> Description of the task
Copy the rows below line for line, without changing anything, but leave out the pictures.

┌──

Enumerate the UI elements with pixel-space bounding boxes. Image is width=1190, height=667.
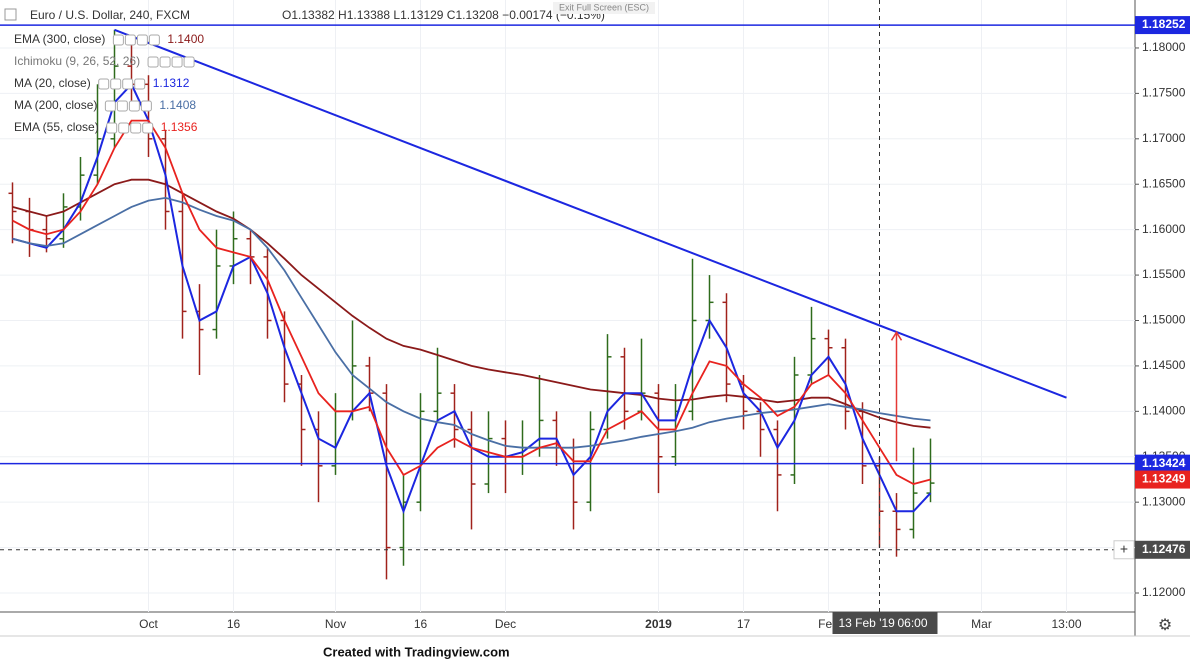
y-tick-label: 1.15000 xyxy=(1142,313,1186,327)
indicator-line xyxy=(12,196,931,449)
crosshair-price-bg xyxy=(1135,540,1190,559)
x-tick-label: Dec xyxy=(495,617,516,631)
crosshair-plus-bg xyxy=(1113,540,1135,560)
price-label: 1.13424 xyxy=(1142,456,1186,470)
legend-label: MA (200, close) xyxy=(14,98,97,112)
legend-button[interactable] xyxy=(140,100,152,112)
x-tick-label: 16 xyxy=(414,617,428,631)
indicator-line xyxy=(12,178,931,429)
legend-button[interactable] xyxy=(171,56,183,68)
legend-label: MA (20, close) xyxy=(14,76,91,90)
legend-button[interactable] xyxy=(134,78,146,90)
x-tick-label: Oct xyxy=(139,617,158,631)
footer: Created with Tradingview.com xyxy=(323,644,510,659)
legend-button[interactable] xyxy=(124,34,136,46)
y-tick-label: 1.14000 xyxy=(1142,404,1186,418)
symbol-title[interactable]: Euro / U.S. Dollar, 240, FXCM xyxy=(30,8,190,22)
y-tick-label: 1.15500 xyxy=(1142,267,1186,281)
legend-value: 1.1312 xyxy=(153,76,190,90)
y-tick-label: 1.16500 xyxy=(1142,176,1186,190)
legend-button[interactable] xyxy=(106,122,118,134)
legend-value: 1.1356 xyxy=(161,120,198,134)
legend-label: EMA (300, close) xyxy=(14,32,105,46)
price-label-bg xyxy=(1135,454,1190,473)
x-tick-label: 13:00 xyxy=(1051,617,1081,631)
price-label: 1.18252 xyxy=(1142,17,1186,31)
legend-label: Ichimoku (9, 26, 52, 26) xyxy=(14,54,140,68)
legend-button[interactable] xyxy=(116,100,128,112)
price-label-bg xyxy=(1135,16,1190,35)
y-tick-label: 1.14500 xyxy=(1142,358,1186,372)
legend-button[interactable] xyxy=(136,34,148,46)
indicator-line xyxy=(12,119,931,485)
ohlc-header: O1.13382 H1.13388 L1.13129 C1.13208 −0.0… xyxy=(282,8,605,22)
legend-button[interactable] xyxy=(110,78,122,90)
legend-value: 1.1400 xyxy=(167,32,204,46)
trendline xyxy=(114,28,1067,399)
crosshair-plus[interactable]: + xyxy=(1120,540,1128,556)
legend-button[interactable] xyxy=(118,122,130,134)
legend-button[interactable] xyxy=(122,78,134,90)
y-tick-label: 1.17000 xyxy=(1142,131,1186,145)
y-tick-label: 1.13000 xyxy=(1142,494,1186,508)
legend-button[interactable] xyxy=(130,122,142,134)
legend-button[interactable] xyxy=(128,100,140,112)
x-tick-label: Mar xyxy=(971,617,992,631)
legend-button[interactable] xyxy=(147,56,159,68)
settings-icon[interactable]: ⚙ xyxy=(1158,617,1172,634)
legend-button[interactable] xyxy=(98,78,110,90)
y-tick-label: 1.16000 xyxy=(1142,222,1186,236)
y-tick-label: 1.12000 xyxy=(1142,585,1186,599)
crosshair-time: 06:00 xyxy=(898,616,928,630)
y-tick-label: 1.17500 xyxy=(1142,86,1186,100)
legend-button[interactable] xyxy=(104,100,116,112)
arrow-head xyxy=(890,330,903,341)
x-tick-label: Nov xyxy=(325,617,346,631)
x-tick-label: 2019 xyxy=(645,617,672,631)
legend-button[interactable] xyxy=(112,34,124,46)
legend-button[interactable] xyxy=(142,122,154,134)
crosshair-price: 1.12476 xyxy=(1142,542,1186,556)
menu-icon[interactable] xyxy=(4,8,17,21)
legend-label: EMA (55, close) xyxy=(14,120,99,134)
legend-button[interactable] xyxy=(148,34,160,46)
x-tick-label: 16 xyxy=(227,617,241,631)
x-tick-label: 17 xyxy=(737,617,751,631)
y-tick-label: 1.18000 xyxy=(1142,40,1186,54)
tooltip: Exit Full Screen (ESC) xyxy=(559,2,649,12)
last-price-bg xyxy=(1135,470,1190,489)
legend-button[interactable] xyxy=(183,56,195,68)
last-price-label: 1.13249 xyxy=(1142,472,1186,486)
tooltip-box xyxy=(553,2,655,14)
legend-button[interactable] xyxy=(159,56,171,68)
crosshair-date: 13 Feb '19 xyxy=(839,616,896,630)
crosshair-date-bg xyxy=(832,612,938,634)
legend-value: 1.1408 xyxy=(159,98,196,112)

└──

> Answer to this task
Enumerate the UI elements with pixel-space bounding boxes. Image is width=1190, height=667.
y-tick-label: 1.15000 xyxy=(1142,313,1186,327)
indicator-line xyxy=(12,196,931,449)
crosshair-price-bg xyxy=(1135,540,1190,559)
x-tick-label: Dec xyxy=(495,617,516,631)
crosshair-plus-bg xyxy=(1113,540,1135,560)
price-label: 1.13424 xyxy=(1142,456,1186,470)
legend-label: MA (200, close) xyxy=(14,98,97,112)
legend-button[interactable] xyxy=(140,100,152,112)
x-tick-label: 16 xyxy=(414,617,428,631)
indicator-line xyxy=(12,178,931,429)
legend-button[interactable] xyxy=(171,56,183,68)
legend-label: MA (20, close) xyxy=(14,76,91,90)
legend-button[interactable] xyxy=(134,78,146,90)
x-tick-label: Oct xyxy=(139,617,158,631)
footer: Created with Tradingview.com xyxy=(323,644,510,659)
legend-button[interactable] xyxy=(124,34,136,46)
y-tick-label: 1.14000 xyxy=(1142,404,1186,418)
symbol-title[interactable]: Euro / U.S. Dollar, 240, FXCM xyxy=(30,8,190,22)
y-tick-label: 1.15500 xyxy=(1142,267,1186,281)
legend-value: 1.1312 xyxy=(153,76,190,90)
y-tick-label: 1.16500 xyxy=(1142,176,1186,190)
legend-button[interactable] xyxy=(106,122,118,134)
legend-value: 1.1356 xyxy=(161,120,198,134)
legend-label: EMA (300, close) xyxy=(14,32,105,46)
price-label-bg xyxy=(1135,454,1190,473)
x-tick-label: 13:00 xyxy=(1051,617,1081,631)
price-label: 1.18252 xyxy=(1142,17,1186,31)
legend-label: Ichimoku (9, 26, 52, 26) xyxy=(14,54,140,68)
legend-button[interactable] xyxy=(116,100,128,112)
price-label-bg xyxy=(1135,16,1190,35)
y-tick-label: 1.14500 xyxy=(1142,358,1186,372)
legend-button[interactable] xyxy=(136,34,148,46)
indicator-line xyxy=(12,119,931,485)
ohlc-header: O1.13382 H1.13388 L1.13129 C1.13208 −0.0… xyxy=(282,8,605,22)
legend-button[interactable] xyxy=(110,78,122,90)
legend-value: 1.1400 xyxy=(167,32,204,46)
trendline xyxy=(114,28,1067,399)
crosshair-plus[interactable]: + xyxy=(1120,540,1128,556)
legend-button[interactable] xyxy=(118,122,130,134)
legend-button[interactable] xyxy=(122,78,134,90)
y-tick-label: 1.17000 xyxy=(1142,131,1186,145)
y-tick-label: 1.13000 xyxy=(1142,494,1186,508)
legend-button[interactable] xyxy=(130,122,142,134)
legend-button[interactable] xyxy=(128,100,140,112)
x-tick-label: Mar xyxy=(971,617,992,631)
legend-button[interactable] xyxy=(147,56,159,68)
settings-icon[interactable]: ⚙ xyxy=(1158,617,1172,634)
legend-button[interactable] xyxy=(98,78,110,90)
y-tick-label: 1.16000 xyxy=(1142,222,1186,236)
y-tick-label: 1.12000 xyxy=(1142,585,1186,599)
crosshair-time: 06:00 xyxy=(898,616,928,630)
y-tick-label: 1.17500 xyxy=(1142,86,1186,100)
legend-button[interactable] xyxy=(104,100,116,112)
arrow-head xyxy=(890,330,903,341)
x-tick-label: Nov xyxy=(325,617,346,631)
x-tick-label: 2019 xyxy=(645,617,672,631)
legend-button[interactable] xyxy=(112,34,124,46)
legend-button[interactable] xyxy=(142,122,154,134)
crosshair-price: 1.12476 xyxy=(1142,542,1186,556)
menu-icon[interactable] xyxy=(4,8,17,21)
legend-label: EMA (55, close) xyxy=(14,120,99,134)
legend-button[interactable] xyxy=(148,34,160,46)
x-tick-label: 16 xyxy=(227,617,241,631)
x-tick-label: 17 xyxy=(737,617,751,631)
y-tick-label: 1.18000 xyxy=(1142,40,1186,54)
tooltip: Exit Full Screen (ESC) xyxy=(559,2,649,12)
last-price-bg xyxy=(1135,470,1190,489)
legend-button[interactable] xyxy=(183,56,195,68)
last-price-label: 1.13249 xyxy=(1142,472,1186,486)
tooltip-box xyxy=(553,2,655,14)
legend-button[interactable] xyxy=(159,56,171,68)
crosshair-date: 13 Feb '19 xyxy=(839,616,896,630)
crosshair-date-bg xyxy=(832,612,938,634)
legend-value: 1.1408 xyxy=(159,98,196,112)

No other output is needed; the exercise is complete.